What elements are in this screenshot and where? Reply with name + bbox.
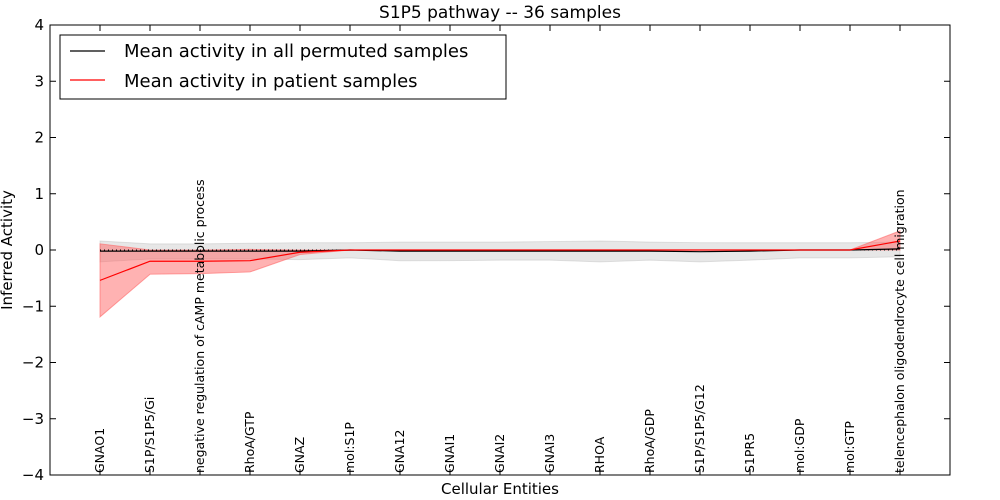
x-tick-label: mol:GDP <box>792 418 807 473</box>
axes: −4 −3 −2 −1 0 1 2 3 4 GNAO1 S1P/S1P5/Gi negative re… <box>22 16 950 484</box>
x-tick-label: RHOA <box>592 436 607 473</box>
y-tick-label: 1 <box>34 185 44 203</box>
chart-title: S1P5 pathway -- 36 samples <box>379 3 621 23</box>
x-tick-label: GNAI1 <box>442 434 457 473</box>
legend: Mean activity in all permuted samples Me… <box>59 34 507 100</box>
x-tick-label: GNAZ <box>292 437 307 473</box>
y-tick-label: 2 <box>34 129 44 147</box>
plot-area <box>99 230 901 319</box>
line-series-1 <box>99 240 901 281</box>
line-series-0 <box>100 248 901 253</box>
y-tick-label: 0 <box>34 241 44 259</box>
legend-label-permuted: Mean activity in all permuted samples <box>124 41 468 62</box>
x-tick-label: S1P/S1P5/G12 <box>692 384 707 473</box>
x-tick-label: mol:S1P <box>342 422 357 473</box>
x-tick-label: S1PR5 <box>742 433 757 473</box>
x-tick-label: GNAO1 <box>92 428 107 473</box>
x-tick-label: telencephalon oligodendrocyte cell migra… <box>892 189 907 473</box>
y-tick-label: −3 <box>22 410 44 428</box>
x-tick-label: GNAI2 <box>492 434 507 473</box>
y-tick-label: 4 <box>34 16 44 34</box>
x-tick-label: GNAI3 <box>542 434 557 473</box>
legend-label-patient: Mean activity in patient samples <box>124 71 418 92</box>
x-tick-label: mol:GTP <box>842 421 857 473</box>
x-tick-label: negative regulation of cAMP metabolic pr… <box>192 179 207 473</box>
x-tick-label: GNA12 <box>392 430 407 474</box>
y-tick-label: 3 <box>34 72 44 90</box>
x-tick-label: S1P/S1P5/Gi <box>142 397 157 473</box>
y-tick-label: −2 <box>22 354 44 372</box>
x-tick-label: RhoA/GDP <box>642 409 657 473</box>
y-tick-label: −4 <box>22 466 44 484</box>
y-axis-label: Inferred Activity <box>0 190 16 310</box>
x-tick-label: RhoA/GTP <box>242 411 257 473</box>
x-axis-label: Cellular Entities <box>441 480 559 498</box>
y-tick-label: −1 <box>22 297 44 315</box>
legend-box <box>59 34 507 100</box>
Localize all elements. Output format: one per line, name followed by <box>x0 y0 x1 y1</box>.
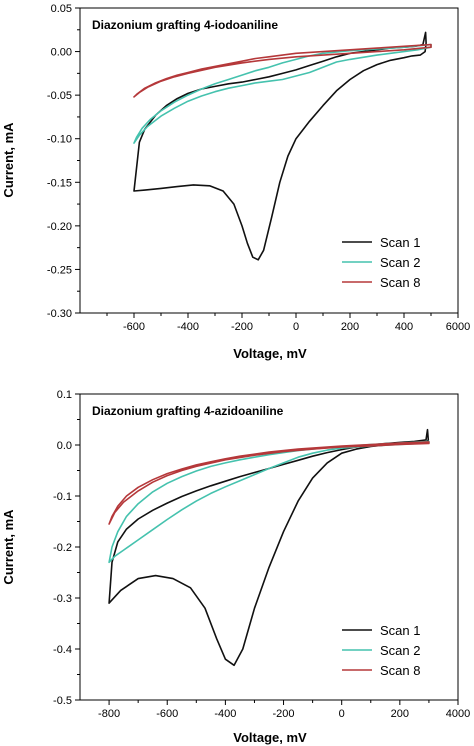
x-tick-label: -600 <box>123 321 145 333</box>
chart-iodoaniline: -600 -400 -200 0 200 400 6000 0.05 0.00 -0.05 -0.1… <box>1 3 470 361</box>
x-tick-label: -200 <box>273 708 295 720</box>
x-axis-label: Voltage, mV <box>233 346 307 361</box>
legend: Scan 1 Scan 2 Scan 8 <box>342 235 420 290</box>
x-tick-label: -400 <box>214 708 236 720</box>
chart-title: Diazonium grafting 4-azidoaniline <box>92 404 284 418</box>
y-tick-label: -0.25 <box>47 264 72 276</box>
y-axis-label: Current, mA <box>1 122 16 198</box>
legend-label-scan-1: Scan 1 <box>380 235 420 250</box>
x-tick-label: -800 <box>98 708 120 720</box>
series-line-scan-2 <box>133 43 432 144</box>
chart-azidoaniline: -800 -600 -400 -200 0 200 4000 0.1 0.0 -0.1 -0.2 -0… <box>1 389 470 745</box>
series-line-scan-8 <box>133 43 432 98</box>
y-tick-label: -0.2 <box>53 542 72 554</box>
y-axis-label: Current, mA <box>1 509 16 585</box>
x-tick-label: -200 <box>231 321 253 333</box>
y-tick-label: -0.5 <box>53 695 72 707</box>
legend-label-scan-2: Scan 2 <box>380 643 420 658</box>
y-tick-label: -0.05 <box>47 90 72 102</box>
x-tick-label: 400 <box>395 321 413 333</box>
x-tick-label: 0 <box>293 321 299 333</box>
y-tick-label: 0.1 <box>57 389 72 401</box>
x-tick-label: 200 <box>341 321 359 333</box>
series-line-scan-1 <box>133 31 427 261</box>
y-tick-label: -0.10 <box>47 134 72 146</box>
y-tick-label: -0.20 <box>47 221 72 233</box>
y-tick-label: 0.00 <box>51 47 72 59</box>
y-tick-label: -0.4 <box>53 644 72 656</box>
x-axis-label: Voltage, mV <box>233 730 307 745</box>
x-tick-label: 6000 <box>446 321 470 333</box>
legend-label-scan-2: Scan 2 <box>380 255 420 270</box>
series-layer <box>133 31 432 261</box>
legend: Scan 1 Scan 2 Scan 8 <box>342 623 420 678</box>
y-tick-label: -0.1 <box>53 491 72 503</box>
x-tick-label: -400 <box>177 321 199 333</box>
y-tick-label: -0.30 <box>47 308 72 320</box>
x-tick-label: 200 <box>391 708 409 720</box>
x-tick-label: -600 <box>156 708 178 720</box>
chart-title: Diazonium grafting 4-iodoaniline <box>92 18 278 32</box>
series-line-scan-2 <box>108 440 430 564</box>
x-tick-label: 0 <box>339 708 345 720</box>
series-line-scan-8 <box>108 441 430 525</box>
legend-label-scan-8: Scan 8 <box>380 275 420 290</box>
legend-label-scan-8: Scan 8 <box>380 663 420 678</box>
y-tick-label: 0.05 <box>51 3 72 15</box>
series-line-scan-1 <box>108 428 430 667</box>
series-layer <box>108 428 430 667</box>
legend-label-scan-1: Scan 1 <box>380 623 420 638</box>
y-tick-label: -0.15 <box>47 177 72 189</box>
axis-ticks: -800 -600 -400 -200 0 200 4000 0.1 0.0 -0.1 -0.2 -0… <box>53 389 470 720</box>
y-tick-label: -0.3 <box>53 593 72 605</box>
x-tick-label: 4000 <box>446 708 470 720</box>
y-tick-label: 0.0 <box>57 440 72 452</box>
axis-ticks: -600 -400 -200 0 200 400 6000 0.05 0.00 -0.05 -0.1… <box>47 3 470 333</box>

-- -- --

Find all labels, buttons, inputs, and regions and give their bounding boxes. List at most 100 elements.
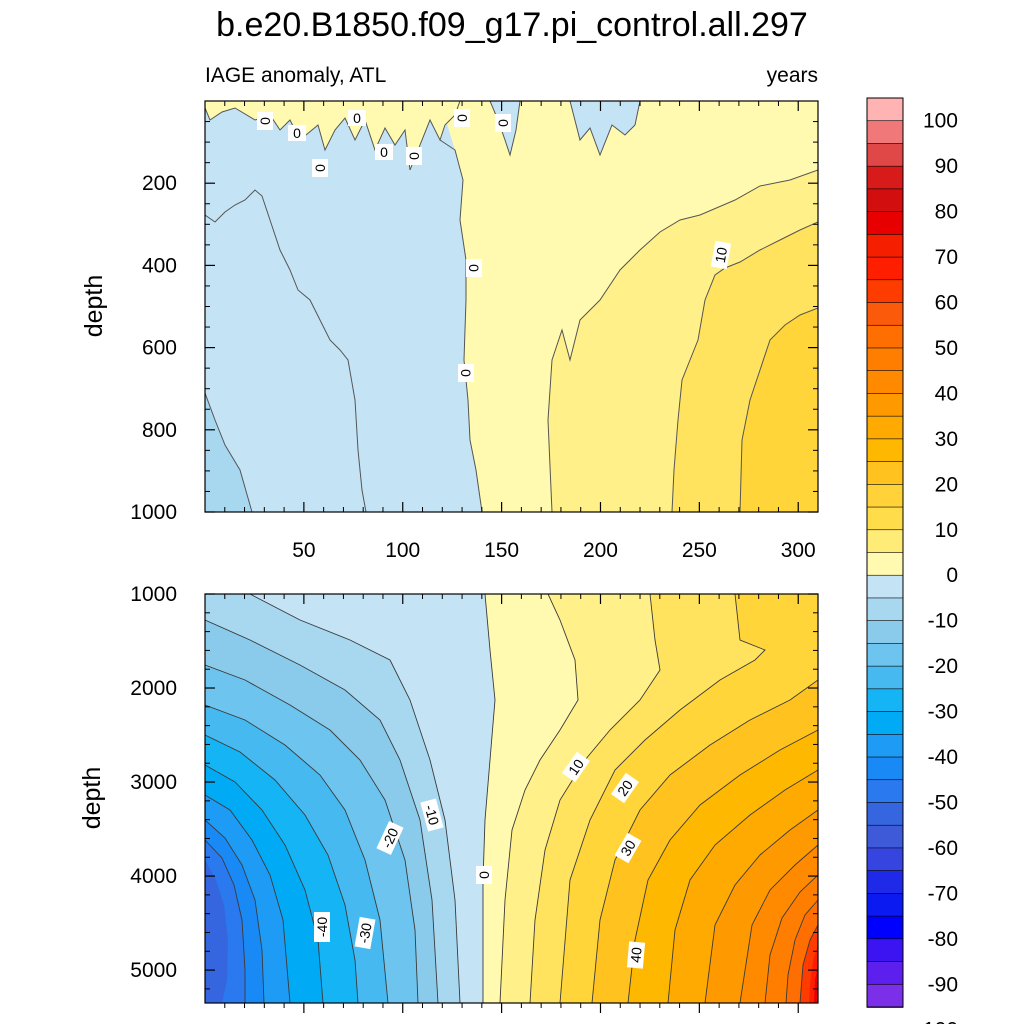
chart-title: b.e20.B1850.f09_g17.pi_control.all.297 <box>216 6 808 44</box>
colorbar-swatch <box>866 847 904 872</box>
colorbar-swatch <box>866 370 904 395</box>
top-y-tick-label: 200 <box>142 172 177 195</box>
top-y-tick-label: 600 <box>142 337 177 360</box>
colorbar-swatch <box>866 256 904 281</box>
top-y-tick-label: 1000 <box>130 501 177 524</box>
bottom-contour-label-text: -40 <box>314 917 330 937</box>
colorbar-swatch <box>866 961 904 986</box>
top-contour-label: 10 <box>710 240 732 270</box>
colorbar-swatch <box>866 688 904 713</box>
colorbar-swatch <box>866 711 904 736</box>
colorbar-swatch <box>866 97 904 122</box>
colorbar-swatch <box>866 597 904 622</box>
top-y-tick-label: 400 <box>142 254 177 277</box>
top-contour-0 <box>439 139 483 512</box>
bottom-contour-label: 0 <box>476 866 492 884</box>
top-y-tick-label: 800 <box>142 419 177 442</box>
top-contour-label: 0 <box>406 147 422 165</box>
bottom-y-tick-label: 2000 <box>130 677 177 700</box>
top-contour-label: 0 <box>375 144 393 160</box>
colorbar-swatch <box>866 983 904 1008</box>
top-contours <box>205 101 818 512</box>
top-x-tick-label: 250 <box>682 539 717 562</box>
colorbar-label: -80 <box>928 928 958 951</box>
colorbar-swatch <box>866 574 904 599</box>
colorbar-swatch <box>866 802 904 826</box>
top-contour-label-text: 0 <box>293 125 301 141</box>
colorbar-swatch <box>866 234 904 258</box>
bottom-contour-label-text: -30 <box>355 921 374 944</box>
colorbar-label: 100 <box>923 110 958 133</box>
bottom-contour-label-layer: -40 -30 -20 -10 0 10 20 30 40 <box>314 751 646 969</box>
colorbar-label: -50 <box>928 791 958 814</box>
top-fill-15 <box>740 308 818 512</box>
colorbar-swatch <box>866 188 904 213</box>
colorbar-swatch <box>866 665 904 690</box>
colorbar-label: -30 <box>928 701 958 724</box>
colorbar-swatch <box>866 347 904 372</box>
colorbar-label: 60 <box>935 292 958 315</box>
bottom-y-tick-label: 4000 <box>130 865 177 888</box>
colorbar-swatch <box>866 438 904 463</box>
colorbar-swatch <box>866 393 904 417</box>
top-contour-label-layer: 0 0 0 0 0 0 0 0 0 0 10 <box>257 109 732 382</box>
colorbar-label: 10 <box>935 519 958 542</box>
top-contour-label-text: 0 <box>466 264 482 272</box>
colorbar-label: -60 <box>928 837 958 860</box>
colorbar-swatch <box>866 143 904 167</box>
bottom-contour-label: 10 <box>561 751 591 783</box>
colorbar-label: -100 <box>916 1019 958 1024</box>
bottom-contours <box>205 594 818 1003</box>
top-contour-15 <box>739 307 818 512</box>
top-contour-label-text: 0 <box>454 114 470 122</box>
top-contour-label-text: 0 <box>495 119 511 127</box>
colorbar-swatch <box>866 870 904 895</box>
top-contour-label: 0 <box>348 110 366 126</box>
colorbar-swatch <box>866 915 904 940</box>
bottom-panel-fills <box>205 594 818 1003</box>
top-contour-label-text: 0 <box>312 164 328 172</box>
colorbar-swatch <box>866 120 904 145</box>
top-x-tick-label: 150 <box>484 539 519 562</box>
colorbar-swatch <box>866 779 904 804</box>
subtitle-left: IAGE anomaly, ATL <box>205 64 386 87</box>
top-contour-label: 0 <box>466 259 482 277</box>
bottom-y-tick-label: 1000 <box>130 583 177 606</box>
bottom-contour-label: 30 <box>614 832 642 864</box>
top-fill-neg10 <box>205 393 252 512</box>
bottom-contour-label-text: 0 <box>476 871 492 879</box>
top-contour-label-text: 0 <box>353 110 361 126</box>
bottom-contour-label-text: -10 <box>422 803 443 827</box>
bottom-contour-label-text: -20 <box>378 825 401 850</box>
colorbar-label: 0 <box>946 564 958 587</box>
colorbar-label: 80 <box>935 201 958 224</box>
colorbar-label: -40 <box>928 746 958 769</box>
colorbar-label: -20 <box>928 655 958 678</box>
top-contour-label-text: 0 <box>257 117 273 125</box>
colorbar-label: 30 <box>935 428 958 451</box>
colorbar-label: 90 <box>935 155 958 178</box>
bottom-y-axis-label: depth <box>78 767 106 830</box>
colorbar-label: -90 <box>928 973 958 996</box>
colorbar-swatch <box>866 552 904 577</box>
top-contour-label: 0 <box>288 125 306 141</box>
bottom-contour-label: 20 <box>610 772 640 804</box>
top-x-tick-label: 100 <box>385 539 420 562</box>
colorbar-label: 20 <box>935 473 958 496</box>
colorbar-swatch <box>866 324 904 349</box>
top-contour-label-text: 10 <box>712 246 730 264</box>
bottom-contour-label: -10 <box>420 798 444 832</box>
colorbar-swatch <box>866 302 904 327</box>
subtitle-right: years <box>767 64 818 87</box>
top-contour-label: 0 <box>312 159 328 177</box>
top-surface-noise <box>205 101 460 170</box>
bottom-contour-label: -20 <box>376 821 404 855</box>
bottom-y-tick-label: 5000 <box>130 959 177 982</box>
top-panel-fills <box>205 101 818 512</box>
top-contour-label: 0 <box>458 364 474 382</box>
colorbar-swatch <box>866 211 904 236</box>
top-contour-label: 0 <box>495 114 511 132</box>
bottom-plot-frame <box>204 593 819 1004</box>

-- -- --

In the stretch of the listing from the line containing "chart-title: b.e20.B1850.f09_g17.pi_control.all.297 <box>216" through the line containing "top-fill-15 <box>740 308 818 512</box>", swap "colorbar-swatch" for "colorbar-box" and leave everything else unchanged. Give back only those lines.

COMPLETE RESPONSE
chart-title: b.e20.B1850.f09_g17.pi_control.all.297 <box>216 6 808 44</box>
colorbar-box <box>866 847 904 872</box>
colorbar-box <box>866 370 904 395</box>
top-y-tick-label: 200 <box>142 172 177 195</box>
top-y-tick-label: 600 <box>142 337 177 360</box>
colorbar-box <box>866 256 904 281</box>
top-y-tick-label: 1000 <box>130 501 177 524</box>
bottom-contour-label-text: -40 <box>314 917 330 937</box>
colorbar-box <box>866 961 904 986</box>
top-contour-label: 10 <box>710 240 732 270</box>
colorbar-box <box>866 688 904 713</box>
colorbar-box <box>866 711 904 736</box>
colorbar-box <box>866 97 904 122</box>
colorbar-box <box>866 597 904 622</box>
top-y-tick-label: 400 <box>142 254 177 277</box>
top-contour-0 <box>439 139 483 512</box>
bottom-contour-label: 0 <box>476 866 492 884</box>
top-y-tick-label: 800 <box>142 419 177 442</box>
top-contour-label: 0 <box>406 147 422 165</box>
bottom-y-tick-label: 2000 <box>130 677 177 700</box>
top-contour-label: 0 <box>375 144 393 160</box>
colorbar-box <box>866 983 904 1008</box>
top-contours <box>205 101 818 512</box>
top-x-tick-label: 250 <box>682 539 717 562</box>
colorbar-label: -80 <box>928 928 958 951</box>
colorbar-box <box>866 574 904 599</box>
colorbar-box <box>866 802 904 826</box>
top-contour-label-text: 0 <box>293 125 301 141</box>
colorbar-box <box>866 234 904 258</box>
bottom-contour-label-text: -30 <box>355 921 374 944</box>
colorbar-label: 100 <box>923 110 958 133</box>
bottom-contour-label-layer: -40 -30 -20 -10 0 10 20 30 40 <box>314 751 646 969</box>
colorbar-label: -50 <box>928 791 958 814</box>
top-fill-15 <box>740 308 818 512</box>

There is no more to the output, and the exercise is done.